- _What to do_:
Copy every entry exactly.
begin The records
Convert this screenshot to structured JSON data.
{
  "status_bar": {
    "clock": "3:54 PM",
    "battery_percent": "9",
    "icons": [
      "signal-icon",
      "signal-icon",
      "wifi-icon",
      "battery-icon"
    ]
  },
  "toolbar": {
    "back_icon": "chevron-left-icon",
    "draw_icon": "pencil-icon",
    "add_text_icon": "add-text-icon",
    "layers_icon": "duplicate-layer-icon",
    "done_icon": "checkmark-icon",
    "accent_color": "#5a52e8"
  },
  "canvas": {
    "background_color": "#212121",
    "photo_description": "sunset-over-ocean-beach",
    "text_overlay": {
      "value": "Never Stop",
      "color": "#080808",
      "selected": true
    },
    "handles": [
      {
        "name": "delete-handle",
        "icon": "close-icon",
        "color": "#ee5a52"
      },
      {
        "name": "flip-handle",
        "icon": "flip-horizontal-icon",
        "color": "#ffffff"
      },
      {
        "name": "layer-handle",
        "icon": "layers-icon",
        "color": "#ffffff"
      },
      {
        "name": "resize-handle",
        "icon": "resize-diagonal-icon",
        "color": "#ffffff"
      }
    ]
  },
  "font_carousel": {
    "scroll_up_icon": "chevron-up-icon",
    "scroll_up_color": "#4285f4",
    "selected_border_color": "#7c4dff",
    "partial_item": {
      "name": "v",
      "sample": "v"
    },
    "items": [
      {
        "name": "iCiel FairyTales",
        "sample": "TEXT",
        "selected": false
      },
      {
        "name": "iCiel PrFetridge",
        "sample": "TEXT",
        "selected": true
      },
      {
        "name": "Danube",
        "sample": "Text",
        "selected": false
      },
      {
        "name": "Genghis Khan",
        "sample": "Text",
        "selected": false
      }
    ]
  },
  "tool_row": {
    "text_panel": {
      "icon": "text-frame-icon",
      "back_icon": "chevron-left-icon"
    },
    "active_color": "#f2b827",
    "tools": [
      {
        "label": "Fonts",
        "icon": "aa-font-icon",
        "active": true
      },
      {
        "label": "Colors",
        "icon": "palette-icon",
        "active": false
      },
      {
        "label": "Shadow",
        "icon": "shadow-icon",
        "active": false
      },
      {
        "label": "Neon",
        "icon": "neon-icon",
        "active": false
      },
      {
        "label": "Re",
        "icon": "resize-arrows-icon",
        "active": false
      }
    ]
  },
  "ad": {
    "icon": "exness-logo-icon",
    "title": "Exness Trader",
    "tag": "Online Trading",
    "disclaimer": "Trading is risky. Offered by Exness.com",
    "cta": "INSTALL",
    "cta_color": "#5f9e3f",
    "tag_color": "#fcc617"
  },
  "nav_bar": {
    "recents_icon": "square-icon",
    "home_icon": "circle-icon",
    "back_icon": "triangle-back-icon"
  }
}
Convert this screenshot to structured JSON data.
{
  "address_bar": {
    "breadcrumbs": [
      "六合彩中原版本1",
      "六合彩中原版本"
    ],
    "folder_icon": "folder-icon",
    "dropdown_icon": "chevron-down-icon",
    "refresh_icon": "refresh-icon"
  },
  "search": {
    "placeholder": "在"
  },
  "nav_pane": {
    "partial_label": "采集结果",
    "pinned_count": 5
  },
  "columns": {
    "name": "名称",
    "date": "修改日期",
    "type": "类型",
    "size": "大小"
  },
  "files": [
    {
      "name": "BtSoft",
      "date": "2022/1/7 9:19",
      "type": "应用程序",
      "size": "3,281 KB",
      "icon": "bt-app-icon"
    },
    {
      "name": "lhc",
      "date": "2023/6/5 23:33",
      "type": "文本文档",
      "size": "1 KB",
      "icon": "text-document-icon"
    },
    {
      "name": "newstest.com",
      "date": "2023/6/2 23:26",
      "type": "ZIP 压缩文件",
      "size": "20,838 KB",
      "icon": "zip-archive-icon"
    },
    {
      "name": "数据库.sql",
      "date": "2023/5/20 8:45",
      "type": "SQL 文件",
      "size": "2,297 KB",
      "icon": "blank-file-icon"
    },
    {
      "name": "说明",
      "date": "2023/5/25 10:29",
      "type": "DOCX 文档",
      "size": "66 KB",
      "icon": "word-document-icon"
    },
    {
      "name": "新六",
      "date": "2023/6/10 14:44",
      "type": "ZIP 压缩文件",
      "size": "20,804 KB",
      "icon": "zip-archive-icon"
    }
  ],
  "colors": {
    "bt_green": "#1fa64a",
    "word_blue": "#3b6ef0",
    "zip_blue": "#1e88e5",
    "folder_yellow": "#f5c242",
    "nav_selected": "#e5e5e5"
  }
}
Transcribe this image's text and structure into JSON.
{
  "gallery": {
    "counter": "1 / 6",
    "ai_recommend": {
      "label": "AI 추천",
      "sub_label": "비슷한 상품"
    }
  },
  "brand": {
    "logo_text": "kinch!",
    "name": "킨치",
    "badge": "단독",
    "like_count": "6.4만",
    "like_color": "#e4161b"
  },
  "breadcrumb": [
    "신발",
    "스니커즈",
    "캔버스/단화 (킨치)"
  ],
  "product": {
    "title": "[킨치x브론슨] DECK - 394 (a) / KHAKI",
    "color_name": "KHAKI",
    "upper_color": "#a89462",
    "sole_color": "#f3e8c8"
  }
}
end The records
- _Reply_:
Convert this screenshot to structured JSON data.
{
  "status_bar": {
    "clock": "3:54 PM",
    "battery_percent": "9",
    "icons": [
      "signal-icon",
      "signal-icon",
      "wifi-icon",
      "battery-icon"
    ]
  },
  "toolbar": {
    "back_icon": "chevron-left-icon",
    "draw_icon": "pencil-icon",
    "add_text_icon": "add-text-icon",
    "layers_icon": "duplicate-layer-icon",
    "done_icon": "checkmark-icon",
    "accent_color": "#5a52e8"
  },
  "canvas": {
    "background_color": "#212121",
    "photo_description": "sunset-over-ocean-beach",
    "text_overlay": {
      "value": "Never Stop",
      "color": "#080808",
      "selected": true
    },
    "handles": [
      {
        "name": "delete-handle",
        "icon": "close-icon",
        "color": "#ee5a52"
      },
      {
        "name": "flip-handle",
        "icon": "flip-horizontal-icon",
        "color": "#ffffff"
      },
      {
        "name": "layer-handle",
        "icon": "layers-icon",
        "color": "#ffffff"
      },
      {
        "name": "resize-handle",
        "icon": "resize-diagonal-icon",
        "color": "#ffffff"
      }
    ]
  },
  "font_carousel": {
    "scroll_up_icon": "chevron-up-icon",
    "scroll_up_color": "#4285f4",
    "selected_border_color": "#7c4dff",
    "partial_item": {
      "name": "v",
      "sample": "v"
    },
    "items": [
      {
        "name": "iCiel FairyTales",
        "sample": "TEXT",
        "selected": false
      },
      {
        "name": "iCiel PrFetridge",
        "sample": "TEXT",
        "selected": true
      },
      {
        "name": "Danube",
        "sample": "Text",
        "selected": false
      },
      {
        "name": "Genghis Khan",
        "sample": "Text",
        "selected": false
      }
    ]
  },
  "tool_row": {
    "text_panel": {
      "icon": "text-frame-icon",
      "back_icon": "chevron-left-icon"
    },
    "active_color": "#f2b827",
    "tools": [
      {
        "label": "Fonts",
        "icon": "aa-font-icon",
        "active": true
      },
      {
        "label": "Colors",
        "icon": "palette-icon",
        "active": false
      },
      {
        "label": "Shadow",
        "icon": "shadow-icon",
        "active": false
      },
      {
        "label": "Neon",
        "icon": "neon-icon",
        "active": false
      },
      {
        "label": "Re",
        "icon": "resize-arrows-icon",
        "active": false
      }
    ]
  },
  "ad": {
    "icon": "exness-logo-icon",
    "title": "Exness Trader",
    "tag": "Online Trading",
    "disclaimer": "Trading is risky. Offered by Exness.com",
    "cta": "INSTALL",
    "cta_color": "#5f9e3f",
    "tag_color": "#fcc617"
  },
  "nav_bar": {
    "recents_icon": "square-icon",
    "home_icon": "circle-icon",
    "back_icon": "triangle-back-icon"
  }
}
Convert this screenshot to structured JSON data.
{
  "address_bar": {
    "breadcrumbs": [
      "六合彩中原版本1",
      "六合彩中原版本"
    ],
    "folder_icon": "folder-icon",
    "dropdown_icon": "chevron-down-icon",
    "refresh_icon": "refresh-icon"
  },
  "search": {
    "placeholder": "在"
  },
  "nav_pane": {
    "partial_label": "采集结果",
    "pinned_count": 5
  },
  "columns": {
    "name": "名称",
    "date": "修改日期",
    "type": "类型",
    "size": "大小"
  },
  "files": [
    {
      "name": "BtSoft",
      "date": "2022/1/7 9:19",
      "type": "应用程序",
      "size": "3,281 KB",
      "icon": "bt-app-icon"
    },
    {
      "name": "lhc",
      "date": "2023/6/5 23:33",
      "type": "文本文档",
      "size": "1 KB",
      "icon": "text-document-icon"
    },
    {
      "name": "newstest.com",
      "date": "2023/6/2 23:26",
      "type": "ZIP 压缩文件",
      "size": "20,838 KB",
      "icon": "zip-archive-icon"
    },
    {
      "name": "数据库.sql",
      "date": "2023/5/20 8:45",
      "type": "SQL 文件",
      "size": "2,297 KB",
      "icon": "blank-file-icon"
    },
    {
      "name": "说明",
      "date": "2023/5/25 10:29",
      "type": "DOCX 文档",
      "size": "66 KB",
      "icon": "word-document-icon"
    },
    {
      "name": "新六",
      "date": "2023/6/10 14:44",
      "type": "ZIP 压缩文件",
      "size": "20,804 KB",
      "icon": "zip-archive-icon"
    }
  ],
  "colors": {
    "bt_green": "#1fa64a",
    "word_blue": "#3b6ef0",
    "zip_blue": "#1e88e5",
    "folder_yellow": "#f5c242",
    "nav_selected": "#e5e5e5"
  }
}
Transcribe this image's text and structure into JSON.
{
  "gallery": {
    "counter": "1 / 6",
    "ai_recommend": {
      "label": "AI 추천",
      "sub_label": "비슷한 상품"
    }
  },
  "brand": {
    "logo_text": "kinch!",
    "name": "킨치",
    "badge": "단독",
    "like_count": "6.4만",
    "like_color": "#e4161b"
  },
  "breadcrumb": [
    "신발",
    "스니커즈",
    "캔버스/단화 (킨치)"
  ],
  "product": {
    "title": "[킨치x브론슨] DECK - 394 (a) / KHAKI",
    "color_name": "KHAKI",
    "upper_color": "#a89462",
    "sole_color": "#f3e8c8"
  }
}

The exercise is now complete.